##### TEXTE À ANALYSER

L'exclusion légale de la simple négligence impose de distinguer l'erreur ponctuelle ou l'appréciation maladroite d'un comportement suffisamment caractérisé pour constituer une faute de gestion engageant la responsabilité.

Ce moyen ne doit toutefois pas être invoqué mécaniquement : il est d'autant plus crédible que le dossier permet de reconstituer les diligences accomplies et les raisons ayant conduit aux décisions contestées.

Contester le lien de causalité

Même lorsqu'une faute est retenue, le demandeur doit encore montrer qu'elle a contribué à l'insuffisance d'actif. Une comparaison entre la situation financière avant et après le comportement reproché peut alors être déterminante.

Il peut notamment être utile d'isoler les conséquences financières d'événements indépendants de la gestion du dirigeant : impayé d'un client important, disparition d'un marché, hausse exceptionnelle d'un coût de production, perte d'un financement ou rupture d'une relation commerciale structurante.

Conserver et exploiter les pièces de gestion

Les documents les plus utiles comprennent notamment :

  • les procès-verbaux d'assemblées et décisions des organes sociaux ;

  • les comptes annuels, grands livres et situations comptables intermédiaires ;

  • les prévisionnels et plans de trésorerie ;

  • les échanges avec l'expert-comptable, le commissaire aux comptes ou les associés ;

  • les démarches de financement, restructuration ou recherche de repreneur ;

  • les courriers adressés aux principaux créanciers ;

  • les documents relatifs à la date de cessation des paiements et à sa déclaration ;

  • les pièces permettant de dater précisément la cessation éventuelle des fonctions du dirigeant.

##########

# CONSIGNE 1
Selon le texte à analyser, que doit encore démontrer le demandeur même lorsqu'une faute est retenue ?
# CONSIGNE 2
Veuillez recopier fidèlement le passage du texte à analyser qui va de « L'exclusion légale de » à « aux décisions contestées. ».
Les données n'interviennent pas dans ce travail.

##### DONNÉES FOURNIES

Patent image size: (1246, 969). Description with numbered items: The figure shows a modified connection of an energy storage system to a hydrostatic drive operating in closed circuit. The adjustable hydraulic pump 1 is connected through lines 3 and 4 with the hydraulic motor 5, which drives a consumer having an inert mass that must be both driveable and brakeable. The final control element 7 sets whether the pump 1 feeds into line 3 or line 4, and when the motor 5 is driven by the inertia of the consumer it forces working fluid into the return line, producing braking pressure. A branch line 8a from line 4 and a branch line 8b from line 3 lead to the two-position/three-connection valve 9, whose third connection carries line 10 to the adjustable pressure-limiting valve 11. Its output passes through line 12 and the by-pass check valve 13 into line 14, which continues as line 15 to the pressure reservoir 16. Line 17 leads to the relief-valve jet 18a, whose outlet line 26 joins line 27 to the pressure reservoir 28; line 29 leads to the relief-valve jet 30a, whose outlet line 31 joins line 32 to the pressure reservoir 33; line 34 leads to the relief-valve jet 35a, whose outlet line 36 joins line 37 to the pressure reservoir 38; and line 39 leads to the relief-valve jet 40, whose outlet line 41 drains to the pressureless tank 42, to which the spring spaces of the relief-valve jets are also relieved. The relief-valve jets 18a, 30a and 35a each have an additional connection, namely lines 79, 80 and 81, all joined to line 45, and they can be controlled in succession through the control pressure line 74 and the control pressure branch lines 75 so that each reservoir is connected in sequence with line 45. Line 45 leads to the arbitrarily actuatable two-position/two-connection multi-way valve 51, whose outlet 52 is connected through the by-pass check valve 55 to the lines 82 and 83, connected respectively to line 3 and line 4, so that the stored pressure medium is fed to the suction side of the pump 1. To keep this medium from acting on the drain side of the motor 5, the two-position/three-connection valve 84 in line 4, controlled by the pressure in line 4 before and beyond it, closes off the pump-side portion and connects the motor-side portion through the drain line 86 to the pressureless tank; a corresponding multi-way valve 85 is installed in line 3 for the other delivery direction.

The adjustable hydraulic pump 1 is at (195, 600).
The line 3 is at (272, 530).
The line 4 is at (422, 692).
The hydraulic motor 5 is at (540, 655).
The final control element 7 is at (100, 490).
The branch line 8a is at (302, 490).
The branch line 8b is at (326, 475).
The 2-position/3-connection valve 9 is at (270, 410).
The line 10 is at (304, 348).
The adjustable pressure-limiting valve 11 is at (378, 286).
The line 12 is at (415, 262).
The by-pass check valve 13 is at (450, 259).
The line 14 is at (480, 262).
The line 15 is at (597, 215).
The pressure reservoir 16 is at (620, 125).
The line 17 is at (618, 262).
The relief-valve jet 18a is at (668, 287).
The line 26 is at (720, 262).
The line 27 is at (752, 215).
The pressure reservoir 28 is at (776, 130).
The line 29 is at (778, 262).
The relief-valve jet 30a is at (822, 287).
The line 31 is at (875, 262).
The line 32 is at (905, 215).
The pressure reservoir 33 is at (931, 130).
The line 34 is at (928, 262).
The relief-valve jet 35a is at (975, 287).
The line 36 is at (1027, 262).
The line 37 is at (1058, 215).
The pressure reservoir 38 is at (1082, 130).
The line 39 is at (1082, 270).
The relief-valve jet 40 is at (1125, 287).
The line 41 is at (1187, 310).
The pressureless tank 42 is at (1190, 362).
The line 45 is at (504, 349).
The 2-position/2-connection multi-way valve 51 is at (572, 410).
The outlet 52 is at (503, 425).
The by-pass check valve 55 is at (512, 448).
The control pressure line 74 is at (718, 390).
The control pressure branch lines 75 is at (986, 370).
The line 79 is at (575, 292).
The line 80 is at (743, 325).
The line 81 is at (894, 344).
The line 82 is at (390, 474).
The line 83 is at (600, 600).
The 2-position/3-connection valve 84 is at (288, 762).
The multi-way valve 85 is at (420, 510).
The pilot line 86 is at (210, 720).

##########

# RÉSULTAT OBTENU 1
Il doit montrer que cette faute a contribué à l'insuffisance d'actif.

# RÉSULTAT OBTENU 2
L'exclusion légale de la simple négligence impose de distinguer l'erreur ponctuelle ou l'appréciation maladroite d'un comportement suffisamment caractérisé pour constituer une faute de gestion engageant la responsabilité.

Ce moyen ne doit toutefois pas être invoqué mécaniquement : il est d'autant plus crédible que le dossier permet de reconstituer les diligences accomplies et les raisons ayant conduit aux décisions contestées.